___ Task material

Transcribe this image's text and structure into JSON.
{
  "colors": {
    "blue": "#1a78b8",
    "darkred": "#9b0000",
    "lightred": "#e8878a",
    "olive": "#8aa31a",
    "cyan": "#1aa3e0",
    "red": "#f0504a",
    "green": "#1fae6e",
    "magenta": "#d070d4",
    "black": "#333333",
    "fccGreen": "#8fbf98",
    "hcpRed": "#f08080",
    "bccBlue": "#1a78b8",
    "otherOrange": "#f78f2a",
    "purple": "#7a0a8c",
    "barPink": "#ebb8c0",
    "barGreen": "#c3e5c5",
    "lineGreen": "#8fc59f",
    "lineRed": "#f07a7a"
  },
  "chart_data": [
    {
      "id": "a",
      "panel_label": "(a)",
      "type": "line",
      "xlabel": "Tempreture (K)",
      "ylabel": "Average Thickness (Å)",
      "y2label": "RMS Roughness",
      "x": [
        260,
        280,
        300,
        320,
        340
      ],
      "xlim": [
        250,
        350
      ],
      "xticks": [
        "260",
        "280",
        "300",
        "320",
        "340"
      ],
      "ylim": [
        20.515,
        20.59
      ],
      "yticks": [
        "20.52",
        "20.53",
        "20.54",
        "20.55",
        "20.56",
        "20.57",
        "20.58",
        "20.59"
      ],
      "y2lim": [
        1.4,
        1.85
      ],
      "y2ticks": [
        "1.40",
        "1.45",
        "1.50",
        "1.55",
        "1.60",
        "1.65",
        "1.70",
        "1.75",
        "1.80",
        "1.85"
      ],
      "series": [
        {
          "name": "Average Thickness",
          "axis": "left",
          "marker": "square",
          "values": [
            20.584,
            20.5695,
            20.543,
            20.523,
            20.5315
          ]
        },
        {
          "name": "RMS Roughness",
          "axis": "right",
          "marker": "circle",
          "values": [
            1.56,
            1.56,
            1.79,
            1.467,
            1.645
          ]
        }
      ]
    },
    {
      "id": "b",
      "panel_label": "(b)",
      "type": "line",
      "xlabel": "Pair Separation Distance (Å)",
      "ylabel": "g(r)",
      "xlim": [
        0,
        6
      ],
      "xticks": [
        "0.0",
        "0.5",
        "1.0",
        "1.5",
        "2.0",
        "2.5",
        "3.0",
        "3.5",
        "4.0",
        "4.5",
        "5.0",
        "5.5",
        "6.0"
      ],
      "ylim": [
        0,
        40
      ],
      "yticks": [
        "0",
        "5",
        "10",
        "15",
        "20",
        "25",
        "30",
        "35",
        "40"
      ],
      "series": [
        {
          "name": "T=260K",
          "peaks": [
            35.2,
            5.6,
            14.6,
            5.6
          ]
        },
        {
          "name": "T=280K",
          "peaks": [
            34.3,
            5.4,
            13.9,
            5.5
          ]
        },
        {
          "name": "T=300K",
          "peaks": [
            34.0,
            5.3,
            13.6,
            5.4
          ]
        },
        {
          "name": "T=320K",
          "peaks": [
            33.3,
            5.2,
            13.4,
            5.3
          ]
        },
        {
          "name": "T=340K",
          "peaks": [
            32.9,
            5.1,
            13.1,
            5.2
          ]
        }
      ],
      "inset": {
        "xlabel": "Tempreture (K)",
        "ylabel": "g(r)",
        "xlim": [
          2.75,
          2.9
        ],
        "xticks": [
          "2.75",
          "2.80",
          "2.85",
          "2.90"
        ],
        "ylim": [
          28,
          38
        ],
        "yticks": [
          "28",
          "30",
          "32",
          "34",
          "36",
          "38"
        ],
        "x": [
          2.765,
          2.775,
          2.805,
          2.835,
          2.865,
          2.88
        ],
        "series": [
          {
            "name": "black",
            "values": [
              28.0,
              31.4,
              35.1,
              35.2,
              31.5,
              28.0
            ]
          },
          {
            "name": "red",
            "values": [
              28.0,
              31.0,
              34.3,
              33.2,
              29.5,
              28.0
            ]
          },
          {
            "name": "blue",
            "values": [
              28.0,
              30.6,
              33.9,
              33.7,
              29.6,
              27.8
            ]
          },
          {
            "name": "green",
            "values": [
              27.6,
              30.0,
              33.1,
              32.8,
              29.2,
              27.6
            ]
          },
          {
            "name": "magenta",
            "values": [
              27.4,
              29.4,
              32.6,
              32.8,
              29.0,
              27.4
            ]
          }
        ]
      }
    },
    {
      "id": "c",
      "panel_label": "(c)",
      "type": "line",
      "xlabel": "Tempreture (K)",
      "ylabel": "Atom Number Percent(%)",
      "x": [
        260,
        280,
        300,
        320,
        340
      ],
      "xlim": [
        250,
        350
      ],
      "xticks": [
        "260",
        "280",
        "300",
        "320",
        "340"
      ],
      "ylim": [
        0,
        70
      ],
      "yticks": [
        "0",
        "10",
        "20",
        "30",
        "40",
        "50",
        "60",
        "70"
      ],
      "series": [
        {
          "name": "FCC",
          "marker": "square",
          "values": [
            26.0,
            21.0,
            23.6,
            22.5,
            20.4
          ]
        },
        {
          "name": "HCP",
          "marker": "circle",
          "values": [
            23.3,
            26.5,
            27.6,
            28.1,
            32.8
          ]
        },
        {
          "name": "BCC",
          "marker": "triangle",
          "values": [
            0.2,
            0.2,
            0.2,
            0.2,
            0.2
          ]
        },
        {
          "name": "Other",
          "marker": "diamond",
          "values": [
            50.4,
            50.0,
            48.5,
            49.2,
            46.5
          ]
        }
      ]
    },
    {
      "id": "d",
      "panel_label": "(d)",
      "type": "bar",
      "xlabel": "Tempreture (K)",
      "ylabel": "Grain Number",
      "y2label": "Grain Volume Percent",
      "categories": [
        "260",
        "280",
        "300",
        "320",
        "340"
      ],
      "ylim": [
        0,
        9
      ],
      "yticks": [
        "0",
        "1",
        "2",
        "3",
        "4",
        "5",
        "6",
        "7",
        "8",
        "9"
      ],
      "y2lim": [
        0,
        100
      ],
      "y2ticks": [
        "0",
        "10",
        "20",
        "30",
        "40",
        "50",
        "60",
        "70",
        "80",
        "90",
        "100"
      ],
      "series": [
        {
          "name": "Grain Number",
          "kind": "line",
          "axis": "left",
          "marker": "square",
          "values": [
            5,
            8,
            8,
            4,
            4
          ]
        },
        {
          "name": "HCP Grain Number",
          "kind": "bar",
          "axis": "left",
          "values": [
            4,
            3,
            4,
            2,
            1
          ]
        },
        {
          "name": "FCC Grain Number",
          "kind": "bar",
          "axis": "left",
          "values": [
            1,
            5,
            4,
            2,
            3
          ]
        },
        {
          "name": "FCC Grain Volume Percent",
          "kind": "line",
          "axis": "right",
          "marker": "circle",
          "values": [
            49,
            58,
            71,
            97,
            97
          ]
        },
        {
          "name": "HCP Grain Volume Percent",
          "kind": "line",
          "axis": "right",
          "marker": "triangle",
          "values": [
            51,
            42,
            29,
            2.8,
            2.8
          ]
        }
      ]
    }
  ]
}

______

Goal of the exercise ->
Set down all of the data above, word for word.

Answer to this task ->
Transcribe this image's text and structure into JSON.
{
  "colors": {
    "blue": "#1a78b8",
    "darkred": "#9b0000",
    "lightred": "#e8878a",
    "olive": "#8aa31a",
    "cyan": "#1aa3e0",
    "red": "#f0504a",
    "green": "#1fae6e",
    "magenta": "#d070d4",
    "black": "#333333",
    "fccGreen": "#8fbf98",
    "hcpRed": "#f08080",
    "bccBlue": "#1a78b8",
    "otherOrange": "#f78f2a",
    "purple": "#7a0a8c",
    "barPink": "#ebb8c0",
    "barGreen": "#c3e5c5",
    "lineGreen": "#8fc59f",
    "lineRed": "#f07a7a"
  },
  "chart_data": [
    {
      "id": "a",
      "panel_label": "(a)",
      "type": "line",
      "xlabel": "Tempreture (K)",
      "ylabel": "Average Thickness (Å)",
      "y2label": "RMS Roughness",
      "x": [
        260,
        280,
        300,
        320,
        340
      ],
      "xlim": [
        250,
        350
      ],
      "xticks": [
        "260",
        "280",
        "300",
        "320",
        "340"
      ],
      "ylim": [
        20.515,
        20.59
      ],
      "yticks": [
        "20.52",
        "20.53",
        "20.54",
        "20.55",
        "20.56",
        "20.57",
        "20.58",
        "20.59"
      ],
      "y2lim": [
        1.4,
        1.85
      ],
      "y2ticks": [
        "1.40",
        "1.45",
        "1.50",
        "1.55",
        "1.60",
        "1.65",
        "1.70",
        "1.75",
        "1.80",
        "1.85"
      ],
      "series": [
        {
          "name": "Average Thickness",
          "axis": "left",
          "marker": "square",
          "values": [
            20.584,
            20.5695,
            20.543,
            20.523,
            20.5315
          ]
        },
        {
          "name": "RMS Roughness",
          "axis": "right",
          "marker": "circle",
          "values": [
            1.56,
            1.56,
            1.79,
            1.467,
            1.645
          ]
        }
      ]
    },
    {
      "id": "b",
      "panel_label": "(b)",
      "type": "line",
      "xlabel": "Pair Separation Distance (Å)",
      "ylabel": "g(r)",
      "xlim": [
        0,
        6
      ],
      "xticks": [
        "0.0",
        "0.5",
        "1.0",
        "1.5",
        "2.0",
        "2.5",
        "3.0",
        "3.5",
        "4.0",
        "4.5",
        "5.0",
        "5.5",
        "6.0"
      ],
      "ylim": [
        0,
        40
      ],
      "yticks": [
        "0",
        "5",
        "10",
        "15",
        "20",
        "25",
        "30",
        "35",
        "40"
      ],
      "series": [
        {
          "name": "T=260K",
          "peaks": [
            35.2,
            5.6,
            14.6,
            5.6
          ]
        },
        {
          "name": "T=280K",
          "peaks": [
            34.3,
            5.4,
            13.9,
            5.5
          ]
        },
        {
          "name": "T=300K",
          "peaks": [
            34.0,
            5.3,
            13.6,
            5.4
          ]
        },
        {
          "name": "T=320K",
          "peaks": [
            33.3,
            5.2,
            13.4,
            5.3
          ]
        },
        {
          "name": "T=340K",
          "peaks": [
            32.9,
            5.1,
            13.1,
            5.2
          ]
        }
      ],
      "inset": {
        "xlabel": "Tempreture (K)",
        "ylabel": "g(r)",
        "xlim": [
          2.75,
          2.9
        ],
        "xticks": [
          "2.75",
          "2.80",
          "2.85",
          "2.90"
        ],
        "ylim": [
          28,
          38
        ],
        "yticks": [
          "28",
          "30",
          "32",
          "34",
          "36",
          "38"
        ],
        "x": [
          2.765,
          2.775,
          2.805,
          2.835,
          2.865,
          2.88
        ],
        "series": [
          {
            "name": "black",
            "values": [
              28.0,
              31.4,
              35.1,
              35.2,
              31.5,
              28.0
            ]
          },
          {
            "name": "red",
            "values": [
              28.0,
              31.0,
              34.3,
              33.2,
              29.5,
              28.0
            ]
          },
          {
            "name": "blue",
            "values": [
              28.0,
              30.6,
              33.9,
              33.7,
              29.6,
              27.8
            ]
          },
          {
            "name": "green",
            "values": [
              27.6,
              30.0,
              33.1,
              32.8,
              29.2,
              27.6
            ]
          },
          {
            "name": "magenta",
            "values": [
              27.4,
              29.4,
              32.6,
              32.8,
              29.0,
              27.4
            ]
          }
        ]
      }
    },
    {
      "id": "c",
      "panel_label": "(c)",
      "type": "line",
      "xlabel": "Tempreture (K)",
      "ylabel": "Atom Number Percent(%)",
      "x": [
        260,
        280,
        300,
        320,
        340
      ],
      "xlim": [
        250,
        350
      ],
      "xticks": [
        "260",
        "280",
        "300",
        "320",
        "340"
      ],
      "ylim": [
        0,
        70
      ],
      "yticks": [
        "0",
        "10",
        "20",
        "30",
        "40",
        "50",
        "60",
        "70"
      ],
      "series": [
        {
          "name": "FCC",
          "marker": "square",
          "values": [
            26.0,
            21.0,
            23.6,
            22.5,
            20.4
          ]
        },
        {
          "name": "HCP",
          "marker": "circle",
          "values": [
            23.3,
            26.5,
            27.6,
            28.1,
            32.8
          ]
        },
        {
          "name": "BCC",
          "marker": "triangle",
          "values": [
            0.2,
            0.2,
            0.2,
            0.2,
            0.2
          ]
        },
        {
          "name": "Other",
          "marker": "diamond",
          "values": [
            50.4,
            50.0,
            48.5,
            49.2,
            46.5
          ]
        }
      ]
    },
    {
      "id": "d",
      "panel_label": "(d)",
      "type": "bar",
      "xlabel": "Tempreture (K)",
      "ylabel": "Grain Number",
      "y2label": "Grain Volume Percent",
      "categories": [
        "260",
        "280",
        "300",
        "320",
        "340"
      ],
      "ylim": [
        0,
        9
      ],
      "yticks": [
        "0",
        "1",
        "2",
        "3",
        "4",
        "5",
        "6",
        "7",
        "8",
        "9"
      ],
      "y2lim": [
        0,
        100
      ],
      "y2ticks": [
        "0",
        "10",
        "20",
        "30",
        "40",
        "50",
        "60",
        "70",
        "80",
        "90",
        "100"
      ],
      "series": [
        {
          "name": "Grain Number",
          "kind": "line",
          "axis": "left",
          "marker": "square",
          "values": [
            5,
            8,
            8,
            4,
            4
          ]
        },
        {
          "name": "HCP Grain Number",
          "kind": "bar",
          "axis": "left",
          "values": [
            4,
            3,
            4,
            2,
            1
          ]
        },
        {
          "name": "FCC Grain Number",
          "kind": "bar",
          "axis": "left",
          "values": [
            1,
            5,
            4,
            2,
            3
          ]
        },
        {
          "name": "FCC Grain Volume Percent",
          "kind": "line",
          "axis": "right",
          "marker": "circle",
          "values": [
            49,
            58,
            71,
            97,
            97
          ]
        },
        {
          "name": "HCP Grain Volume Percent",
          "kind": "line",
          "axis": "right",
          "marker": "triangle",
          "values": [
            51,
            42,
            29,
            2.8,
            2.8
          ]
        }
      ]
    }
  ]
}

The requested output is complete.